To do:
Check each line of the entries below for the string "AndroidProjects" and state how many lines have it, with no other text.

Listed records:
- - - -

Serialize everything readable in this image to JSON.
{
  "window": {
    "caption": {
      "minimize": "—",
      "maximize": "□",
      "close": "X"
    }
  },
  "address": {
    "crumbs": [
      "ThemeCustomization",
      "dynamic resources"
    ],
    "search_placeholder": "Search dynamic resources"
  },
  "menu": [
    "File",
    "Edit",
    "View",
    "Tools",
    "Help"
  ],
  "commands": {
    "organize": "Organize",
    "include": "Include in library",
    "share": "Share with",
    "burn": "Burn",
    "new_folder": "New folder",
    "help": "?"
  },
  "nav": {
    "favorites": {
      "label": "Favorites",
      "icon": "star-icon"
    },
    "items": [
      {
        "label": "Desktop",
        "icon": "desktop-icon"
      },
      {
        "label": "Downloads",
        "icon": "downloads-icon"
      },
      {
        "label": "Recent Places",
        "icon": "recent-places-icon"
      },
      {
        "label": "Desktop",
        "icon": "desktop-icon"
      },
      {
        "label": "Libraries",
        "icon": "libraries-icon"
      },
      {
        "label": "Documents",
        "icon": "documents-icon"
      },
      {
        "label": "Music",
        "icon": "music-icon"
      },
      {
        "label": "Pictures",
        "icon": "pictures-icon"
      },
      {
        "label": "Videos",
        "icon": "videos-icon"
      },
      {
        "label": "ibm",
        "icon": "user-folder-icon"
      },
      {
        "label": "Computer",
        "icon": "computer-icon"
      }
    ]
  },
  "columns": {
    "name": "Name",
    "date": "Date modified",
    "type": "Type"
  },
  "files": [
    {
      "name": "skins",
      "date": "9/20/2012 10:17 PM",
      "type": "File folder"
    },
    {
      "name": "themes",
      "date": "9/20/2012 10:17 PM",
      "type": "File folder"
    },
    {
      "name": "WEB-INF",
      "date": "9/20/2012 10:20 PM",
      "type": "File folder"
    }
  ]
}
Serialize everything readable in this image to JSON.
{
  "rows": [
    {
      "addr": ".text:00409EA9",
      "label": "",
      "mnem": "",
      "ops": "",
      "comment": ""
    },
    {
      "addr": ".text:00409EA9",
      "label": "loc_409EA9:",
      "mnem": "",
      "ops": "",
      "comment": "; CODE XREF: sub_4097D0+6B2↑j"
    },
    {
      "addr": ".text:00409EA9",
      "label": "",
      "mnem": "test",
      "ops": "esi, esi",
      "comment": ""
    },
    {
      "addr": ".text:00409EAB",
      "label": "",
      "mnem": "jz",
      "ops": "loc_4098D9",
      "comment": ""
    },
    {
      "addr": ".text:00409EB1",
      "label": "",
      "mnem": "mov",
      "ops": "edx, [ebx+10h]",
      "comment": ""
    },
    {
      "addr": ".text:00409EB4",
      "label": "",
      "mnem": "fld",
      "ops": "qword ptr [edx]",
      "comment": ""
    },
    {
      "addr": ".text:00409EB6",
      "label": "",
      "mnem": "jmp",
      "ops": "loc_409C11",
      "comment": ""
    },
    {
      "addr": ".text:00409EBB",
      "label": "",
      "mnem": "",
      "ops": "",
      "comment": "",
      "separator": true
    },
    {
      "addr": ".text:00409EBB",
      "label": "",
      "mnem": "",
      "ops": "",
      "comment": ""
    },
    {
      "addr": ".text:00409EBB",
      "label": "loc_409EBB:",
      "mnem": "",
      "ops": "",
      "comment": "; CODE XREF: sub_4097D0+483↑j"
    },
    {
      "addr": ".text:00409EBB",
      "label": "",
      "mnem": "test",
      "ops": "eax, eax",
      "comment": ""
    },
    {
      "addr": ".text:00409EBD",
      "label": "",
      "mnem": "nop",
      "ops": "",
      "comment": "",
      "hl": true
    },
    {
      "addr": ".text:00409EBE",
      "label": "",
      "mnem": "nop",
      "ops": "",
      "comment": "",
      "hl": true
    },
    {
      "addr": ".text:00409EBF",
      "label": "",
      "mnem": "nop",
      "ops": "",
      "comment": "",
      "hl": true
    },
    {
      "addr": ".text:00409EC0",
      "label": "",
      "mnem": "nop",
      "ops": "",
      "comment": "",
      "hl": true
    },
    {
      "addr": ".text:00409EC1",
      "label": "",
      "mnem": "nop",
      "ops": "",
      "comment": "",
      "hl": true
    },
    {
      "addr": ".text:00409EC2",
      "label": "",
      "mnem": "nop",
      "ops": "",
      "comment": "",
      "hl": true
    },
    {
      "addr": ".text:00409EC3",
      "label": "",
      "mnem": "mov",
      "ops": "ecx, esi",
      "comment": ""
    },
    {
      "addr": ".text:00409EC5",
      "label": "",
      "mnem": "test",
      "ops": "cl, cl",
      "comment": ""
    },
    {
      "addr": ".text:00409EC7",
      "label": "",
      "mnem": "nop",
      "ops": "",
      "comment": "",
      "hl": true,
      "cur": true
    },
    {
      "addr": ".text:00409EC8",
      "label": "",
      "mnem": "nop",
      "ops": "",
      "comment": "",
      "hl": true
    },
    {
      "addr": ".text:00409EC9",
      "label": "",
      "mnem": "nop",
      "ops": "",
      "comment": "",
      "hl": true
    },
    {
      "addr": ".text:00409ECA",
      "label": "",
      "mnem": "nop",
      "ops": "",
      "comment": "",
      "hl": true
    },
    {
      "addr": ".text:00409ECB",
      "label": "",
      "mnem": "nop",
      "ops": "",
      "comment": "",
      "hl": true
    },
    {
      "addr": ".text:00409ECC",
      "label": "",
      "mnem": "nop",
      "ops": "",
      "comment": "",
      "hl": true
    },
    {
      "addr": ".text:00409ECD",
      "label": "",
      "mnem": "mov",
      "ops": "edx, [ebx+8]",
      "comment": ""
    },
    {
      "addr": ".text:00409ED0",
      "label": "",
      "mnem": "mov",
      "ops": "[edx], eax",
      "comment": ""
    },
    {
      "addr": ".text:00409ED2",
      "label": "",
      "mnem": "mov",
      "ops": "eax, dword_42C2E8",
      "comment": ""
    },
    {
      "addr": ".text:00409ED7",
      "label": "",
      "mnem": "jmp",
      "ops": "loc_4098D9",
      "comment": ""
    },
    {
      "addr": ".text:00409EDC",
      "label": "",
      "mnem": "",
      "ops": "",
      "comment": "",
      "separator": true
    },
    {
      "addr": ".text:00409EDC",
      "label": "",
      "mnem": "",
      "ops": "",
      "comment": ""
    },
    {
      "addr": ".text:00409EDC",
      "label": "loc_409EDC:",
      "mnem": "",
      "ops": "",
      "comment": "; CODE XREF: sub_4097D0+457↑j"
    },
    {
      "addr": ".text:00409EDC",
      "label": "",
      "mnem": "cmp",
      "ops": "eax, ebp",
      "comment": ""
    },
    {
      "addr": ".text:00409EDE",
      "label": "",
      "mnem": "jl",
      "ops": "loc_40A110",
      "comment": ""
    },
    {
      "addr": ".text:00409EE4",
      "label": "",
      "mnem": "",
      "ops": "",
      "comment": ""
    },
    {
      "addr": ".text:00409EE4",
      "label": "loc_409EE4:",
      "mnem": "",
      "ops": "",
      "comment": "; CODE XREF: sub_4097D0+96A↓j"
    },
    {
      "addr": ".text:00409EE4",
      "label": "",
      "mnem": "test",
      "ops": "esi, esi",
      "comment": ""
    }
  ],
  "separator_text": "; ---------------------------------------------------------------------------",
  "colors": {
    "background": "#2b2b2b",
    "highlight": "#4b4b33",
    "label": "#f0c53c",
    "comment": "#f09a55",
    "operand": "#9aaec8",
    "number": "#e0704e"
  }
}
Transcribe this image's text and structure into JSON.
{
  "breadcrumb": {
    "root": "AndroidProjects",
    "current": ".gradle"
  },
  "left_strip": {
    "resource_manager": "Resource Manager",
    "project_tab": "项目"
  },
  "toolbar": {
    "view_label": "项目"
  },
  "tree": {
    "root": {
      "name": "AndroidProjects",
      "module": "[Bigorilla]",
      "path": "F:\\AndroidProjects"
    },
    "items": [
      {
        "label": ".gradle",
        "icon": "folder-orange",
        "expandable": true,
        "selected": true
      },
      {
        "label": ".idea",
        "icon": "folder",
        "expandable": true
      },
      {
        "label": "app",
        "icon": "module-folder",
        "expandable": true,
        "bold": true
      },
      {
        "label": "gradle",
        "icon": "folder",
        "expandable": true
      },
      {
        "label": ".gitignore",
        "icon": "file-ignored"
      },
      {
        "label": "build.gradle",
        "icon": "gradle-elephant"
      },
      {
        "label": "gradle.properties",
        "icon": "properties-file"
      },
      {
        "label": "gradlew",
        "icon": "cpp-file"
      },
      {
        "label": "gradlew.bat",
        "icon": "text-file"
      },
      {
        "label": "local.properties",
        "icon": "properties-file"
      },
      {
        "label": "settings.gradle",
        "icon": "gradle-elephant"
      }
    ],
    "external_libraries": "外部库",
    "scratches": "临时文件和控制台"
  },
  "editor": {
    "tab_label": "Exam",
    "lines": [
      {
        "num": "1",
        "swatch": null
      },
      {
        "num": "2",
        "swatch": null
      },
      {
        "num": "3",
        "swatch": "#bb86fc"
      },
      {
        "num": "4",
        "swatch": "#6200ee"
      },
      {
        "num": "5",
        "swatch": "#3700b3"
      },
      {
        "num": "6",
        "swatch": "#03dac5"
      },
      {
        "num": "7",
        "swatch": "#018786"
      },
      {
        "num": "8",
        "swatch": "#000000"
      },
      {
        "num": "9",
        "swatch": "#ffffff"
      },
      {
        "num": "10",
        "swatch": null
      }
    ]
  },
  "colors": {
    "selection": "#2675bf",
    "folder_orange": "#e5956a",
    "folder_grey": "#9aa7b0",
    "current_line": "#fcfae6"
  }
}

- - - -

Full response:
3